## EXERCISE:
Copy out the entries in full and with complete accuracy; pictures are excluded.
---------- RECORDS ----------
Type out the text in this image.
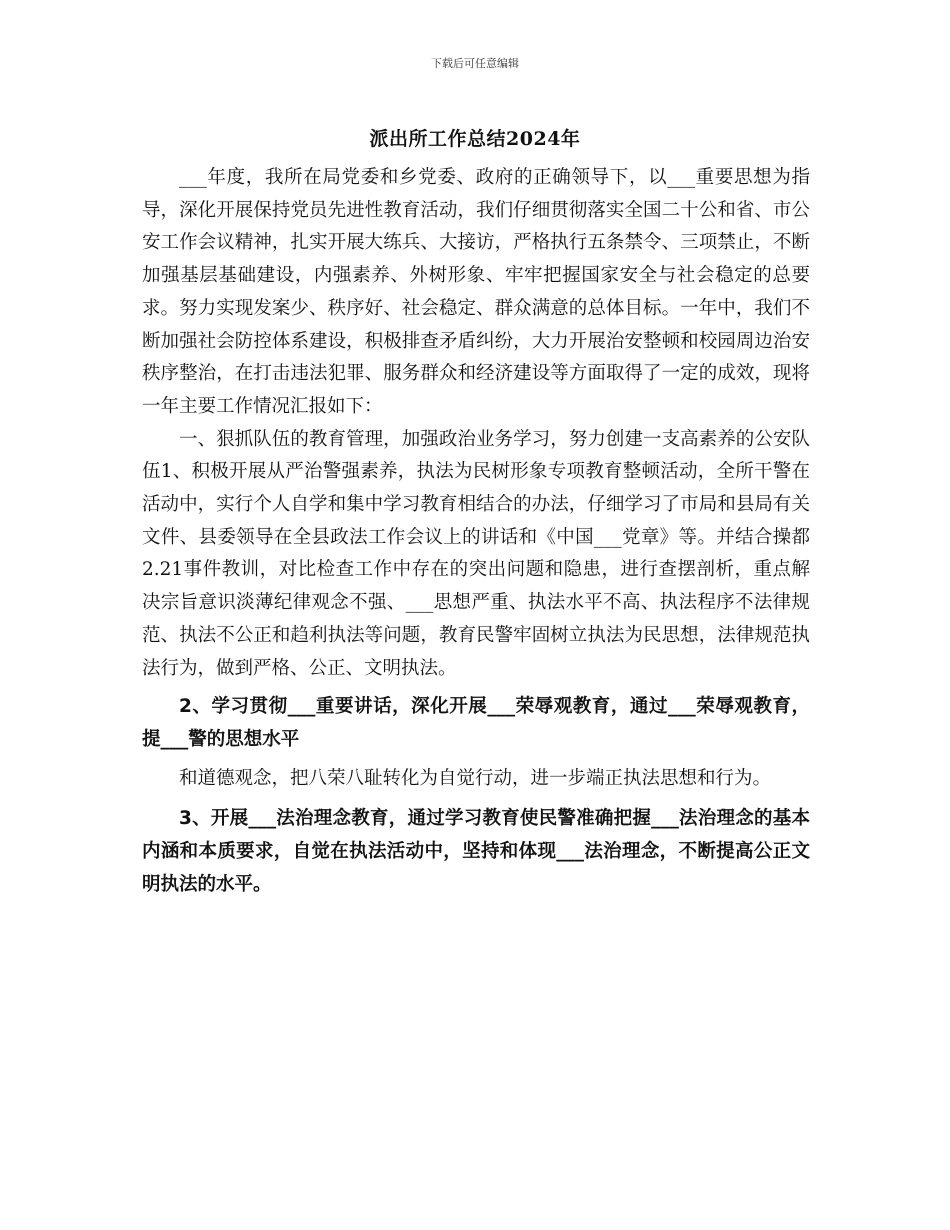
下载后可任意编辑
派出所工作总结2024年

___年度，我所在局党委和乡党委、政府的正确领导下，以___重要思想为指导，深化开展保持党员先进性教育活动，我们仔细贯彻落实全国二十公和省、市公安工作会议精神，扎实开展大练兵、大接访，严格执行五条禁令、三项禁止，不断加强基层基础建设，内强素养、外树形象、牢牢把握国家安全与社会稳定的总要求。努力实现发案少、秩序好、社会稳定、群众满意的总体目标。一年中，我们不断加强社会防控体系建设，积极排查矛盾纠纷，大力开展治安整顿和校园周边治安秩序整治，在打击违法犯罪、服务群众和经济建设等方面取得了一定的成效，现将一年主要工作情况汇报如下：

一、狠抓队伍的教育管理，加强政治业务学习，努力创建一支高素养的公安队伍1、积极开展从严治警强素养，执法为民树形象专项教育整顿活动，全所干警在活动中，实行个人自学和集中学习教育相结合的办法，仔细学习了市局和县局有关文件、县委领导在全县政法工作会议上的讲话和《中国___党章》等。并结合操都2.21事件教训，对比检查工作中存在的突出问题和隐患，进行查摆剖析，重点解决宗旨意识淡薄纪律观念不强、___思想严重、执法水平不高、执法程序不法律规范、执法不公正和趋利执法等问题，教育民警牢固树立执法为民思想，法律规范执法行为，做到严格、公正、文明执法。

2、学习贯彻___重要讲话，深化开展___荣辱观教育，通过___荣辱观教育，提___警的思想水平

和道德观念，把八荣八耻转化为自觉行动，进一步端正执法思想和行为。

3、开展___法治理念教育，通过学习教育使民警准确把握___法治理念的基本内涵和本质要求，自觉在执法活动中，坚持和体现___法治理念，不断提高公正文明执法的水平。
----------
## COMPLETE RESPONSE:
Type out the text in this image.
下载后可任意编辑
派出所工作总结2024年

___年度，我所在局党委和乡党委、政府的正确领导下，以___重要思想为指导，深化开展保持党员先进性教育活动，我们仔细贯彻落实全国二十公和省、市公安工作会议精神，扎实开展大练兵、大接访，严格执行五条禁令、三项禁止，不断加强基层基础建设，内强素养、外树形象、牢牢把握国家安全与社会稳定的总要求。努力实现发案少、秩序好、社会稳定、群众满意的总体目标。一年中，我们不断加强社会防控体系建设，积极排查矛盾纠纷，大力开展治安整顿和校园周边治安秩序整治，在打击违法犯罪、服务群众和经济建设等方面取得了一定的成效，现将一年主要工作情况汇报如下：

一、狠抓队伍的教育管理，加强政治业务学习，努力创建一支高素养的公安队伍1、积极开展从严治警强素养，执法为民树形象专项教育整顿活动，全所干警在活动中，实行个人自学和集中学习教育相结合的办法，仔细学习了市局和县局有关文件、县委领导在全县政法工作会议上的讲话和《中国___党章》等。并结合操都2.21事件教训，对比检查工作中存在的突出问题和隐患，进行查摆剖析，重点解决宗旨意识淡薄纪律观念不强、___思想严重、执法水平不高、执法程序不法律规范、执法不公正和趋利执法等问题，教育民警牢固树立执法为民思想，法律规范执法行为，做到严格、公正、文明执法。

2、学习贯彻___重要讲话，深化开展___荣辱观教育，通过___荣辱观教育，提___警的思想水平

和道德观念，把八荣八耻转化为自觉行动，进一步端正执法思想和行为。

3、开展___法治理念教育，通过学习教育使民警准确把握___法治理念的基本内涵和本质要求，自觉在执法活动中，坚持和体现___法治理念，不断提高公正文明执法的水平。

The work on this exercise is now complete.